- Stated problem
Gather all lines in the entries below that include the word "JSON".

◇ ◇ ◇

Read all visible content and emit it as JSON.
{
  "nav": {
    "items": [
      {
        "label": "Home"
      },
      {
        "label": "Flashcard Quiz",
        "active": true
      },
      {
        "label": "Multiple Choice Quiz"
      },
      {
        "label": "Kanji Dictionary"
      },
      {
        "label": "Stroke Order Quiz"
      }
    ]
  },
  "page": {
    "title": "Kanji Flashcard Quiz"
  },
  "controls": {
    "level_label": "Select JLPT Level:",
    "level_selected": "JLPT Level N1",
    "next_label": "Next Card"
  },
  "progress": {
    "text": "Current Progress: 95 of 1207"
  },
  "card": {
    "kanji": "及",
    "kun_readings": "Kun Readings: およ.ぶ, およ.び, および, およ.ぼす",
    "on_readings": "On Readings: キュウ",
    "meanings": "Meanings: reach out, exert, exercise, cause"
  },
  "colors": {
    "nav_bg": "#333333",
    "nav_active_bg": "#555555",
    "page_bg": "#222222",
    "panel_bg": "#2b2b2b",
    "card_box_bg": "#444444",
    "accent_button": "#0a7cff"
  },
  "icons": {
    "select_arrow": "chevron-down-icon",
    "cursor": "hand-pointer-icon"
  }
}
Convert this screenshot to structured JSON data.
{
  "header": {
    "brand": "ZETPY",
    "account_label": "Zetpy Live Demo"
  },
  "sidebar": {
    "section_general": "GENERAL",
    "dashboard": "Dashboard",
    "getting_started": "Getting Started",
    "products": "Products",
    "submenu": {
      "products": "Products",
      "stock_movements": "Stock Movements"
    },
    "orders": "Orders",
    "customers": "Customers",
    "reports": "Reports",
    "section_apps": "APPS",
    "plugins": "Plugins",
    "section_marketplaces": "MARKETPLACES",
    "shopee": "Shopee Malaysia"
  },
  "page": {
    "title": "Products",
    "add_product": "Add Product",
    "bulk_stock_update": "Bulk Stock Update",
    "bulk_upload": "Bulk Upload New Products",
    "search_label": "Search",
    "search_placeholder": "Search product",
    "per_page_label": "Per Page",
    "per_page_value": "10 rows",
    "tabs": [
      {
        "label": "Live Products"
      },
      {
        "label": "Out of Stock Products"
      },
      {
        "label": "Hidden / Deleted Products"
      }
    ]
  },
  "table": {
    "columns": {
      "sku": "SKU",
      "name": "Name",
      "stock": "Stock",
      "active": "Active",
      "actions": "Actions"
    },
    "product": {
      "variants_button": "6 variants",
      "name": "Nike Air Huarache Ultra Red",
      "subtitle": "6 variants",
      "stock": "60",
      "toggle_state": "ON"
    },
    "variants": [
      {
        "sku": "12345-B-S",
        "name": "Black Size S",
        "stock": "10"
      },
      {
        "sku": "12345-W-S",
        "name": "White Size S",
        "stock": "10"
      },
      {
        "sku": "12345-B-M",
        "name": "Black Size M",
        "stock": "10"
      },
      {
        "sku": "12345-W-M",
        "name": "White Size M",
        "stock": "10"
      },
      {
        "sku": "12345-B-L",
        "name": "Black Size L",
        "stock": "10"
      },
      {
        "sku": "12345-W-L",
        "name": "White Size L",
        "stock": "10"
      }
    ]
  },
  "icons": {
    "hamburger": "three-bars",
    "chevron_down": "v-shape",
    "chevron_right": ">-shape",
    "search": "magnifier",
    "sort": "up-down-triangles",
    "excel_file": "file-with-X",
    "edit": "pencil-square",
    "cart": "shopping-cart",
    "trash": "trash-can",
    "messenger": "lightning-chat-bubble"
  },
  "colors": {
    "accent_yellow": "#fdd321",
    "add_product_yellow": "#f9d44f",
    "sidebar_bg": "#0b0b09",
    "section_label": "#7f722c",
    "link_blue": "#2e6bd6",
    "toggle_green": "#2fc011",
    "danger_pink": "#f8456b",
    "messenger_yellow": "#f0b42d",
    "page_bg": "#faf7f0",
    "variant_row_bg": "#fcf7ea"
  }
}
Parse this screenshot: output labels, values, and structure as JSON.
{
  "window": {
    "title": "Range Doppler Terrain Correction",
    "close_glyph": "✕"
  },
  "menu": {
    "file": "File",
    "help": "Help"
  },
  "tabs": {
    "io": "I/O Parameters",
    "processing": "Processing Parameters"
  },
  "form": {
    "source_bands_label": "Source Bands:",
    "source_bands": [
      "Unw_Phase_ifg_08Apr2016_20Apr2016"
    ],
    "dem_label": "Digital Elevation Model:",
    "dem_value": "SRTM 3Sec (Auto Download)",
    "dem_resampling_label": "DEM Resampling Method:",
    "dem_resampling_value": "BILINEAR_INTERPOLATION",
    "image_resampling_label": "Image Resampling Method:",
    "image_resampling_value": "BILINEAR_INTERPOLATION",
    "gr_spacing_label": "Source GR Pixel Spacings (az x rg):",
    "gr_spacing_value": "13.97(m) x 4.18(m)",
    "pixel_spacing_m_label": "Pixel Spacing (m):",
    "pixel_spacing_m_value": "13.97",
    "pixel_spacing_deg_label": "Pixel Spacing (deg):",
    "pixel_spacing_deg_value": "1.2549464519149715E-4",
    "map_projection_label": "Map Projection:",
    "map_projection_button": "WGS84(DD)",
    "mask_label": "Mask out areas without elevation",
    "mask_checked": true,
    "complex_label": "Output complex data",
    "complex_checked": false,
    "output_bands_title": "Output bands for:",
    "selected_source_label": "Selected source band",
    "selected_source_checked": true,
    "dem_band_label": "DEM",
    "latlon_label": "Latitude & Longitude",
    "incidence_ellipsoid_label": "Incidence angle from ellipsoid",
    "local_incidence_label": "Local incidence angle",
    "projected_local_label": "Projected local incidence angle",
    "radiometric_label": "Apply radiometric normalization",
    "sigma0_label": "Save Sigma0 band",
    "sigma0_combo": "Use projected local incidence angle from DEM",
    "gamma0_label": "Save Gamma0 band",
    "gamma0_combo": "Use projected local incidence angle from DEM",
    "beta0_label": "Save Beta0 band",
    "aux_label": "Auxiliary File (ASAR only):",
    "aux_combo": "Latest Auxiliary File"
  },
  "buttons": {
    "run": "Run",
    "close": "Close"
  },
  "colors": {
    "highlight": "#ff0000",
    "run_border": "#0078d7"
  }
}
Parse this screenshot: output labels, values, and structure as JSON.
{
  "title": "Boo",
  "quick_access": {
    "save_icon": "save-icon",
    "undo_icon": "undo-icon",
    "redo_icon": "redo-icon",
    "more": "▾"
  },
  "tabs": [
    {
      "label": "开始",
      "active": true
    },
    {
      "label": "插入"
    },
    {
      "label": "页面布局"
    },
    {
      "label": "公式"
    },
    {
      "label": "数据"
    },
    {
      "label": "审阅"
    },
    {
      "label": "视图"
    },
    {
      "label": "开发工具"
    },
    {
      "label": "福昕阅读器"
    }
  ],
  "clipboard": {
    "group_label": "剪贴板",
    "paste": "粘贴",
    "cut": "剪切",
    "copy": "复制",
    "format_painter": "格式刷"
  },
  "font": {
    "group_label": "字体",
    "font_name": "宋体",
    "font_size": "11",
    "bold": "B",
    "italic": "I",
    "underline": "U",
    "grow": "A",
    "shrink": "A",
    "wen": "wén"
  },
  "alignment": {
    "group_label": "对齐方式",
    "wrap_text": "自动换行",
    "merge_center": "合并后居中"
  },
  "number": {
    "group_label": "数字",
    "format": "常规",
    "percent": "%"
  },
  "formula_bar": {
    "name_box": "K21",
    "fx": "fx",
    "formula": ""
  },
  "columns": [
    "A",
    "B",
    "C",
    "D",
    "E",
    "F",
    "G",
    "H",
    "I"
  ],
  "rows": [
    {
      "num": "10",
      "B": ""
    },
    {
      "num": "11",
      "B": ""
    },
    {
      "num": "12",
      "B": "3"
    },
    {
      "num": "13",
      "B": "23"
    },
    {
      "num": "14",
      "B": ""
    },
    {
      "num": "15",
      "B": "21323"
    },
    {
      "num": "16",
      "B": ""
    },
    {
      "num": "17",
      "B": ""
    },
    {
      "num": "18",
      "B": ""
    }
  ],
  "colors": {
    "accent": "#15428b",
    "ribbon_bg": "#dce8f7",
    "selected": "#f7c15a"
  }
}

◇ ◇ ◇

- Expected output
Read all visible content and emit it as JSON.
Convert this screenshot to structured JSON data.
Parse this screenshot: output labels, values, and structure as JSON.
Parse this screenshot: output labels, values, and structure as JSON.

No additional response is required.